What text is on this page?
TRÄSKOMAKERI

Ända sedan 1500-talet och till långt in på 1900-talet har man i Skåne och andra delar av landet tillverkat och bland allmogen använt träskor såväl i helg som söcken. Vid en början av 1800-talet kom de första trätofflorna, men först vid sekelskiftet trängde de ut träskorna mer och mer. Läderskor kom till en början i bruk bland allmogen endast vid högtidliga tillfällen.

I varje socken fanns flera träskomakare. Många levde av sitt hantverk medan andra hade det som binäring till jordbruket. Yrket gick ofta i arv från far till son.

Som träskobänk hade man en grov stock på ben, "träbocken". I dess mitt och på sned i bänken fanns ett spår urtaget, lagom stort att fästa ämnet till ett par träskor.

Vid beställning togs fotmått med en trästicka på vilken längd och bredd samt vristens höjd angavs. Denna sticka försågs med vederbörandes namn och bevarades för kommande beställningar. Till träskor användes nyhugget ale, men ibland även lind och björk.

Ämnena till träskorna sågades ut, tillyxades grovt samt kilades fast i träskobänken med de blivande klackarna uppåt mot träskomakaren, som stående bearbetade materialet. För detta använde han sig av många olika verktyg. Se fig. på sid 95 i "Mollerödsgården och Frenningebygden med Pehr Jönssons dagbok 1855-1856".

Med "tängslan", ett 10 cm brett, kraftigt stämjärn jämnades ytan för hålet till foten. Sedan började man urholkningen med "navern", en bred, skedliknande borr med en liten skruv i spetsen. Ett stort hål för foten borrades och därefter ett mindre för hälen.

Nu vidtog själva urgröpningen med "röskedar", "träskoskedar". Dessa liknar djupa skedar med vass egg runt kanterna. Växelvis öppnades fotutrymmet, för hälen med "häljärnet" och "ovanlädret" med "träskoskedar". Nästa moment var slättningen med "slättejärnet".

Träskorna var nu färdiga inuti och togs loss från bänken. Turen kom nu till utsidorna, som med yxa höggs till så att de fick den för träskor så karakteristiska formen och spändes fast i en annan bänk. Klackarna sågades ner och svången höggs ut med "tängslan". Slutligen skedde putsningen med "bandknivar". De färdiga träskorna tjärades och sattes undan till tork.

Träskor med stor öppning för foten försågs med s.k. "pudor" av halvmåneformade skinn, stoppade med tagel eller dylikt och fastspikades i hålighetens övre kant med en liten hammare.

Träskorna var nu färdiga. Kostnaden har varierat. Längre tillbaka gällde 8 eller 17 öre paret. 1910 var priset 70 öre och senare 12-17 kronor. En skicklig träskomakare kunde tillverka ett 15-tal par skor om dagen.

_WORK TO COMPLETE_
Copy each line of the records above that carries the word "tängslan".

_SOLUTION FOR THIS EXERCISE_
Med "tängslan", ett 10 cm brett, kraftigt stämjärn jämnades ytan för hålet till foten. Sedan började man urholkningen med "navern", en bred, skedliknande borr med en liten skruv i spetsen. Ett stort hål för foten borrades och därefter ett mindre för hälen.
Träskorna var nu färdiga inuti och togs loss från bänken. Turen kom nu till utsidorna, som med yxa höggs till så att de fick den för träskor så karakteristiska formen och spändes fast i en annan bänk. Klackarna sågades ner och svången höggs ut med "tängslan". Slutligen skedde putsningen med "bandknivar". De färdiga träskorna tjärades och sattes undan till tork.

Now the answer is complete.